Restate the listing that follows word for word, without its pictures.

Entries from a dataset:
--- --- ---
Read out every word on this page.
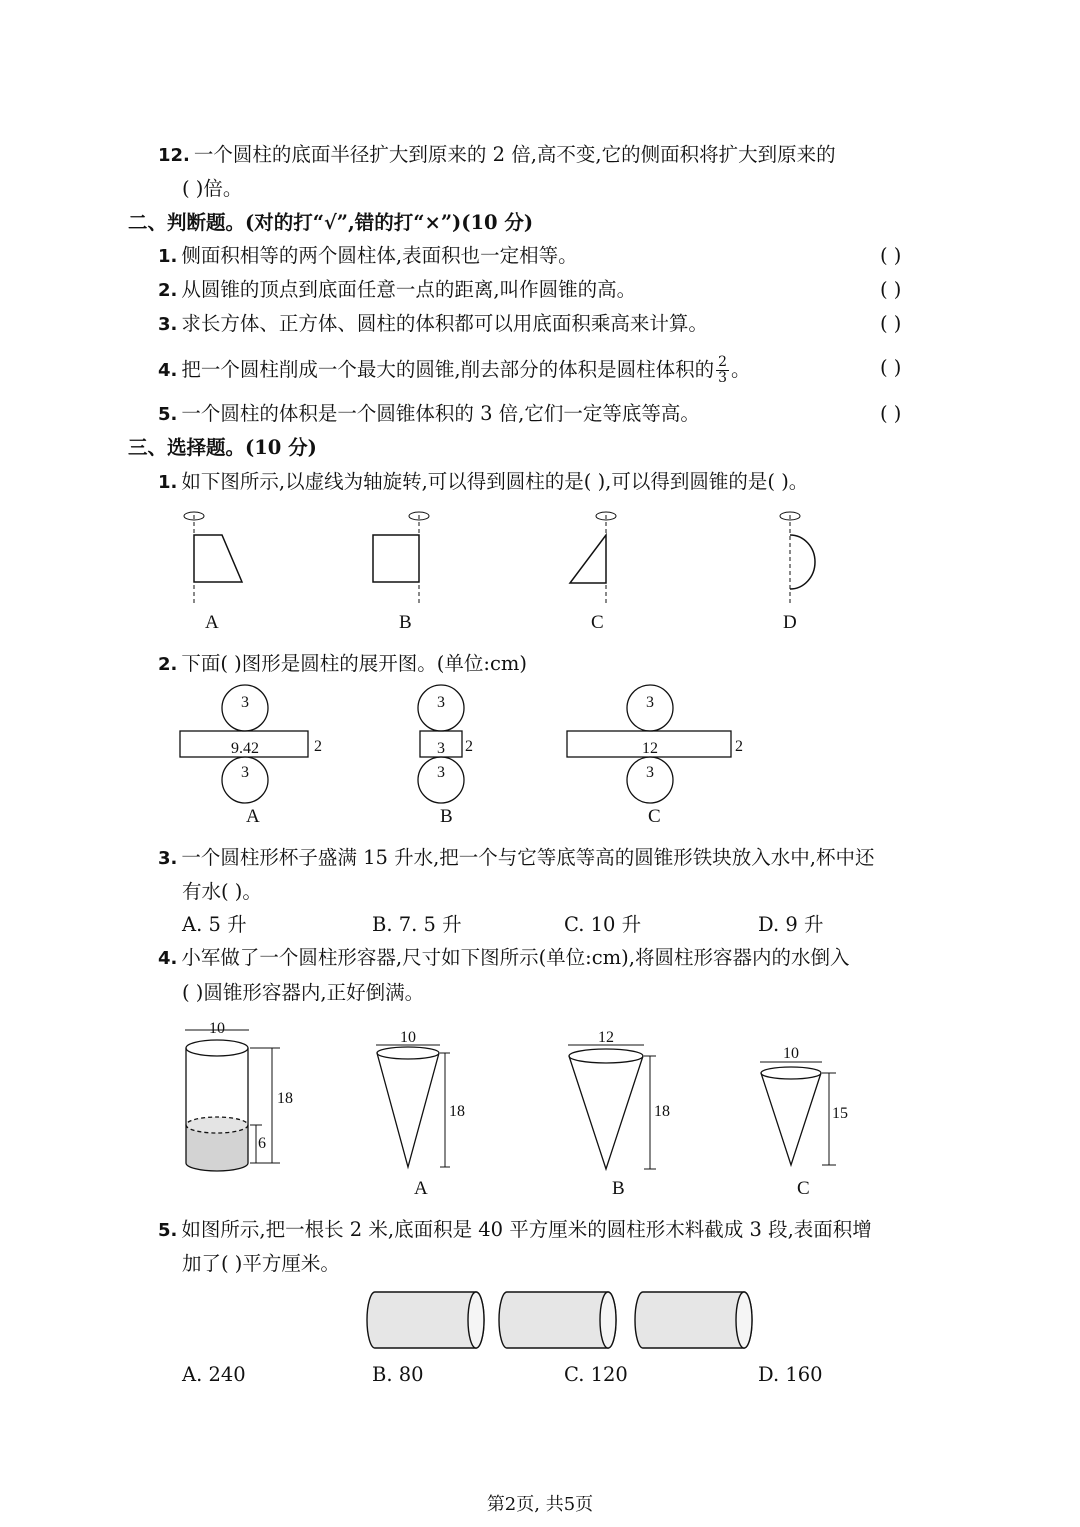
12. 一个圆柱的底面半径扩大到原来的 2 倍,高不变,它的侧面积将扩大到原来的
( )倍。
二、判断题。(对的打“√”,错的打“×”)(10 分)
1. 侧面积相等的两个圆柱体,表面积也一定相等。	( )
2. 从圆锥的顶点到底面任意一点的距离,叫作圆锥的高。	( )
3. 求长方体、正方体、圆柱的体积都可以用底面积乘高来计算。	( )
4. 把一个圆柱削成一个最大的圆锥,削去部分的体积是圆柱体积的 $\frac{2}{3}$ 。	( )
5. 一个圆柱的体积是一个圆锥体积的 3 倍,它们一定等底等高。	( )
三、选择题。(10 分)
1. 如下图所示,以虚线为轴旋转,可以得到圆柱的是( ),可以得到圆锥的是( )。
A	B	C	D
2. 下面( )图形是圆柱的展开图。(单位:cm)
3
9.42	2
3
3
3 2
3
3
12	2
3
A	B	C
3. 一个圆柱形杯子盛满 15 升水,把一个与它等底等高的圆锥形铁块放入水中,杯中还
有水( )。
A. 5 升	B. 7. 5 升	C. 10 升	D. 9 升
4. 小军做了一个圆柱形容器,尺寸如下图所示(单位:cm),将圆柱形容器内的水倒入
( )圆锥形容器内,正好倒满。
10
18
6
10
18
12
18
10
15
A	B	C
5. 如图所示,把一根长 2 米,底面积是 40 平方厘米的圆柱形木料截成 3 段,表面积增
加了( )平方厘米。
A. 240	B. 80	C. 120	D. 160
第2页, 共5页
--- --- ---
**OUTPUT BELOW**.
Read out every word on this page.
12. 一个圆柱的底面半径扩大到原来的 2 倍,高不变,它的侧面积将扩大到原来的
( )倍。
二、判断题。(对的打“√”,错的打“×”)(10 分)
1. 侧面积相等的两个圆柱体,表面积也一定相等。	( )
2. 从圆锥的顶点到底面任意一点的距离,叫作圆锥的高。	( )
3. 求长方体、正方体、圆柱的体积都可以用底面积乘高来计算。	( )
4. 把一个圆柱削成一个最大的圆锥,削去部分的体积是圆柱体积的 $\frac{2}{3}$ 。	( )
5. 一个圆柱的体积是一个圆锥体积的 3 倍,它们一定等底等高。	( )
三、选择题。(10 分)
1. 如下图所示,以虚线为轴旋转,可以得到圆柱的是( ),可以得到圆锥的是( )。
A	B	C	D
2. 下面( )图形是圆柱的展开图。(单位:cm)
3
9.42	2
3
3
3 2
3
3
12	2
3
A	B	C
3. 一个圆柱形杯子盛满 15 升水,把一个与它等底等高的圆锥形铁块放入水中,杯中还
有水( )。
A. 5 升	B. 7. 5 升	C. 10 升	D. 9 升
4. 小军做了一个圆柱形容器,尺寸如下图所示(单位:cm),将圆柱形容器内的水倒入
( )圆锥形容器内,正好倒满。
10
18
6
10
18
12
18
10
15
A	B	C
5. 如图所示,把一根长 2 米,底面积是 40 平方厘米的圆柱形木料截成 3 段,表面积增
加了( )平方厘米。
A. 240	B. 80	C. 120	D. 160
第2页, 共5页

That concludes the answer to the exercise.